# Requirements
Would you copy out the whole listing exactly as given?

Items listed in a dataset:
· · · · · · ·

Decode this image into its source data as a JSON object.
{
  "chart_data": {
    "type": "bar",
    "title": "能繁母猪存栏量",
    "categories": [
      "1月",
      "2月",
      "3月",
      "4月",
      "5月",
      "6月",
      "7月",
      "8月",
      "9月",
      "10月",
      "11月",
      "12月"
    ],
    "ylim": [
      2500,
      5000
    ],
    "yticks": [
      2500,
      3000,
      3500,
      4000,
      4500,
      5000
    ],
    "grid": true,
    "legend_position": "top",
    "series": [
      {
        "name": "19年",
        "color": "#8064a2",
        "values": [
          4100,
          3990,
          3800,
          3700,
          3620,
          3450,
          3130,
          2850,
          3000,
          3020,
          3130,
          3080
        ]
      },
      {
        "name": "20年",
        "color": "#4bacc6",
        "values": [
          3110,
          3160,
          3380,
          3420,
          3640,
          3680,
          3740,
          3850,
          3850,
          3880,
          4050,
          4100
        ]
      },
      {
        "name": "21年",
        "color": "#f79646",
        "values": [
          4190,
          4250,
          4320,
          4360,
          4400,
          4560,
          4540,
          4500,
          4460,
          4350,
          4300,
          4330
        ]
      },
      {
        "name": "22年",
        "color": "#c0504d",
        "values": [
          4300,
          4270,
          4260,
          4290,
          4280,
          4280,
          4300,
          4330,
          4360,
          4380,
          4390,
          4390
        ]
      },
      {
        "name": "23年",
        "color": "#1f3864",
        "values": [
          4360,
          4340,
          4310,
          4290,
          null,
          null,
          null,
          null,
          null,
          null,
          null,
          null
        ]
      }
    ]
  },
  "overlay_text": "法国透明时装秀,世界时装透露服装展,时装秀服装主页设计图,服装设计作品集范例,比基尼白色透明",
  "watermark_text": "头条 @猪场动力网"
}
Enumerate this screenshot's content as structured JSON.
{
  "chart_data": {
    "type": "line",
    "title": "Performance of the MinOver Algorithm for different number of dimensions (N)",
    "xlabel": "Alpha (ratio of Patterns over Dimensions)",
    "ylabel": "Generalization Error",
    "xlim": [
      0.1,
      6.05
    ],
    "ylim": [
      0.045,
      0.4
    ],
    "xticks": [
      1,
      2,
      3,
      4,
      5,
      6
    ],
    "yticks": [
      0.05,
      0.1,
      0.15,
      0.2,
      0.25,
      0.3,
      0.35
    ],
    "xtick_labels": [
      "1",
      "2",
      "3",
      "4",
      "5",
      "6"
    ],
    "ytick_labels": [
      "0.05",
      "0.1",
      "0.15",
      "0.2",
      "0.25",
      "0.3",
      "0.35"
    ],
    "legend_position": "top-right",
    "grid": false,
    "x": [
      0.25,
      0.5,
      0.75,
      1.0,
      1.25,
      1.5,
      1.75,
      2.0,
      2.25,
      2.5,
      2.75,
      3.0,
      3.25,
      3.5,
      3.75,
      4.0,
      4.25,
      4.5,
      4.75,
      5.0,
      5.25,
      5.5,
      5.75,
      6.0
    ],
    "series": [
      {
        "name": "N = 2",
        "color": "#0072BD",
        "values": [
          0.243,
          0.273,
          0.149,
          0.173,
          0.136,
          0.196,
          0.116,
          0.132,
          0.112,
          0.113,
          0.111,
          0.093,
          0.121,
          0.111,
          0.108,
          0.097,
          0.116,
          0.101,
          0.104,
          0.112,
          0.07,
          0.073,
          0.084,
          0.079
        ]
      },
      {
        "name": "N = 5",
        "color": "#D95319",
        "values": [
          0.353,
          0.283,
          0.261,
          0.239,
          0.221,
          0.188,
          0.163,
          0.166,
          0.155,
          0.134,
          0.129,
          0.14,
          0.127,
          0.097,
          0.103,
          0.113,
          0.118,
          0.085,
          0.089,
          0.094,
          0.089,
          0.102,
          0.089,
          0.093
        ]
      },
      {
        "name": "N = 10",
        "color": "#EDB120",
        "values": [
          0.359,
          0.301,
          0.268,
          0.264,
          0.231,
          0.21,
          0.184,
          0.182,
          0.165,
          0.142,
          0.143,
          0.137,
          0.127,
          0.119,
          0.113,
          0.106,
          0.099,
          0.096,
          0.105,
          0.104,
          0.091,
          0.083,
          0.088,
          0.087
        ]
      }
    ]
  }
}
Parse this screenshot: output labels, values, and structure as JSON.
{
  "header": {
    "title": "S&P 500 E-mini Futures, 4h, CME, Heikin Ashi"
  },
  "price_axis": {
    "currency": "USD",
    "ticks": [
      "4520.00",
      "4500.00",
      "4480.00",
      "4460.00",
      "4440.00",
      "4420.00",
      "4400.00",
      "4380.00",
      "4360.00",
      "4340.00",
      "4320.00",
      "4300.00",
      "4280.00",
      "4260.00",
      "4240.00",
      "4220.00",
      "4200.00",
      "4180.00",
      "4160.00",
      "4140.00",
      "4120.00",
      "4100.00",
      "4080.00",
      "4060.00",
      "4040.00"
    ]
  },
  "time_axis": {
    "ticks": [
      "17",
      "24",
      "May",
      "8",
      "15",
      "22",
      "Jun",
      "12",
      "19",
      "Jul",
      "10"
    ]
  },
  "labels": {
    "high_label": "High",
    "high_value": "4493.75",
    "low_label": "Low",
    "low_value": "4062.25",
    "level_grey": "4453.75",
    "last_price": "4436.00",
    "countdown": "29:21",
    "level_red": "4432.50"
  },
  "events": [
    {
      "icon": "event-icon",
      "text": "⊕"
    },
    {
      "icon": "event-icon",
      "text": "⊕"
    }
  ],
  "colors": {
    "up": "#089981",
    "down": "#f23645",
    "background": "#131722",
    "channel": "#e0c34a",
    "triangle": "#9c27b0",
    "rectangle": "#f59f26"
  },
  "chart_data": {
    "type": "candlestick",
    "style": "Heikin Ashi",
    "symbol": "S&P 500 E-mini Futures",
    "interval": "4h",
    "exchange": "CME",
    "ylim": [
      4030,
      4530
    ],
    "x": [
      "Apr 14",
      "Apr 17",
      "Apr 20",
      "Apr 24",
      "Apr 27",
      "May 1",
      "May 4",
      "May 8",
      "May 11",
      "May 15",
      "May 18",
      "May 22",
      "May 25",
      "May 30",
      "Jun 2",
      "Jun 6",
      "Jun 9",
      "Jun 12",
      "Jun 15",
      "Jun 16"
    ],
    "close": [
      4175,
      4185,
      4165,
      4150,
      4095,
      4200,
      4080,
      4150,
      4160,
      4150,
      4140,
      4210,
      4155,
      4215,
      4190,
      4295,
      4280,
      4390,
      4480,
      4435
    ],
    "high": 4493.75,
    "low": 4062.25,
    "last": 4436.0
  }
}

· · · · · · ·

# Solution to this task
Decode this image into its source data as a JSON object.
{
  "chart_data": {
    "type": "bar",
    "title": "能繁母猪存栏量",
    "categories": [
      "1月",
      "2月",
      "3月",
      "4月",
      "5月",
      "6月",
      "7月",
      "8月",
      "9月",
      "10月",
      "11月",
      "12月"
    ],
    "ylim": [
      2500,
      5000
    ],
    "yticks": [
      2500,
      3000,
      3500,
      4000,
      4500,
      5000
    ],
    "grid": true,
    "legend_position": "top",
    "series": [
      {
        "name": "19年",
        "color": "#8064a2",
        "values": [
          4100,
          3990,
          3800,
          3700,
          3620,
          3450,
          3130,
          2850,
          3000,
          3020,
          3130,
          3080
        ]
      },
      {
        "name": "20年",
        "color": "#4bacc6",
        "values": [
          3110,
          3160,
          3380,
          3420,
          3640,
          3680,
          3740,
          3850,
          3850,
          3880,
          4050,
          4100
        ]
      },
      {
        "name": "21年",
        "color": "#f79646",
        "values": [
          4190,
          4250,
          4320,
          4360,
          4400,
          4560,
          4540,
          4500,
          4460,
          4350,
          4300,
          4330
        ]
      },
      {
        "name": "22年",
        "color": "#c0504d",
        "values": [
          4300,
          4270,
          4260,
          4290,
          4280,
          4280,
          4300,
          4330,
          4360,
          4380,
          4390,
          4390
        ]
      },
      {
        "name": "23年",
        "color": "#1f3864",
        "values": [
          4360,
          4340,
          4310,
          4290,
          null,
          null,
          null,
          null,
          null,
          null,
          null,
          null
        ]
      }
    ]
  },
  "overlay_text": "法国透明时装秀,世界时装透露服装展,时装秀服装主页设计图,服装设计作品集范例,比基尼白色透明",
  "watermark_text": "头条 @猪场动力网"
}
Enumerate this screenshot's content as structured JSON.
{
  "chart_data": {
    "type": "line",
    "title": "Performance of the MinOver Algorithm for different number of dimensions (N)",
    "xlabel": "Alpha (ratio of Patterns over Dimensions)",
    "ylabel": "Generalization Error",
    "xlim": [
      0.1,
      6.05
    ],
    "ylim": [
      0.045,
      0.4
    ],
    "xticks": [
      1,
      2,
      3,
      4,
      5,
      6
    ],
    "yticks": [
      0.05,
      0.1,
      0.15,
      0.2,
      0.25,
      0.3,
      0.35
    ],
    "xtick_labels": [
      "1",
      "2",
      "3",
      "4",
      "5",
      "6"
    ],
    "ytick_labels": [
      "0.05",
      "0.1",
      "0.15",
      "0.2",
      "0.25",
      "0.3",
      "0.35"
    ],
    "legend_position": "top-right",
    "grid": false,
    "x": [
      0.25,
      0.5,
      0.75,
      1.0,
      1.25,
      1.5,
      1.75,
      2.0,
      2.25,
      2.5,
      2.75,
      3.0,
      3.25,
      3.5,
      3.75,
      4.0,
      4.25,
      4.5,
      4.75,
      5.0,
      5.25,
      5.5,
      5.75,
      6.0
    ],
    "series": [
      {
        "name": "N = 2",
        "color": "#0072BD",
        "values": [
          0.243,
          0.273,
          0.149,
          0.173,
          0.136,
          0.196,
          0.116,
          0.132,
          0.112,
          0.113,
          0.111,
          0.093,
          0.121,
          0.111,
          0.108,
          0.097,
          0.116,
          0.101,
          0.104,
          0.112,
          0.07,
          0.073,
          0.084,
          0.079
        ]
      },
      {
        "name": "N = 5",
        "color": "#D95319",
        "values": [
          0.353,
          0.283,
          0.261,
          0.239,
          0.221,
          0.188,
          0.163,
          0.166,
          0.155,
          0.134,
          0.129,
          0.14,
          0.127,
          0.097,
          0.103,
          0.113,
          0.118,
          0.085,
          0.089,
          0.094,
          0.089,
          0.102,
          0.089,
          0.093
        ]
      },
      {
        "name": "N = 10",
        "color": "#EDB120",
        "values": [
          0.359,
          0.301,
          0.268,
          0.264,
          0.231,
          0.21,
          0.184,
          0.182,
          0.165,
          0.142,
          0.143,
          0.137,
          0.127,
          0.119,
          0.113,
          0.106,
          0.099,
          0.096,
          0.105,
          0.104,
          0.091,
          0.083,
          0.088,
          0.087
        ]
      }
    ]
  }
}
Parse this screenshot: output labels, values, and structure as JSON.
{
  "header": {
    "title": "S&P 500 E-mini Futures, 4h, CME, Heikin Ashi"
  },
  "price_axis": {
    "currency": "USD",
    "ticks": [
      "4520.00",
      "4500.00",
      "4480.00",
      "4460.00",
      "4440.00",
      "4420.00",
      "4400.00",
      "4380.00",
      "4360.00",
      "4340.00",
      "4320.00",
      "4300.00",
      "4280.00",
      "4260.00",
      "4240.00",
      "4220.00",
      "4200.00",
      "4180.00",
      "4160.00",
      "4140.00",
      "4120.00",
      "4100.00",
      "4080.00",
      "4060.00",
      "4040.00"
    ]
  },
  "time_axis": {
    "ticks": [
      "17",
      "24",
      "May",
      "8",
      "15",
      "22",
      "Jun",
      "12",
      "19",
      "Jul",
      "10"
    ]
  },
  "labels": {
    "high_label": "High",
    "high_value": "4493.75",
    "low_label": "Low",
    "low_value": "4062.25",
    "level_grey": "4453.75",
    "last_price": "4436.00",
    "countdown": "29:21",
    "level_red": "4432.50"
  },
  "events": [
    {
      "icon": "event-icon",
      "text": "⊕"
    },
    {
      "icon": "event-icon",
      "text": "⊕"
    }
  ],
  "colors": {
    "up": "#089981",
    "down": "#f23645",
    "background": "#131722",
    "channel": "#e0c34a",
    "triangle": "#9c27b0",
    "rectangle": "#f59f26"
  },
  "chart_data": {
    "type": "candlestick",
    "style": "Heikin Ashi",
    "symbol": "S&P 500 E-mini Futures",
    "interval": "4h",
    "exchange": "CME",
    "ylim": [
      4030,
      4530
    ],
    "x": [
      "Apr 14",
      "Apr 17",
      "Apr 20",
      "Apr 24",
      "Apr 27",
      "May 1",
      "May 4",
      "May 8",
      "May 11",
      "May 15",
      "May 18",
      "May 22",
      "May 25",
      "May 30",
      "Jun 2",
      "Jun 6",
      "Jun 9",
      "Jun 12",
      "Jun 15",
      "Jun 16"
    ],
    "close": [
      4175,
      4185,
      4165,
      4150,
      4095,
      4200,
      4080,
      4150,
      4160,
      4150,
      4140,
      4210,
      4155,
      4215,
      4190,
      4295,
      4280,
      4390,
      4480,
      4435
    ],
    "high": 4493.75,
    "low": 4062.25,
    "last": 4436.0
  }
}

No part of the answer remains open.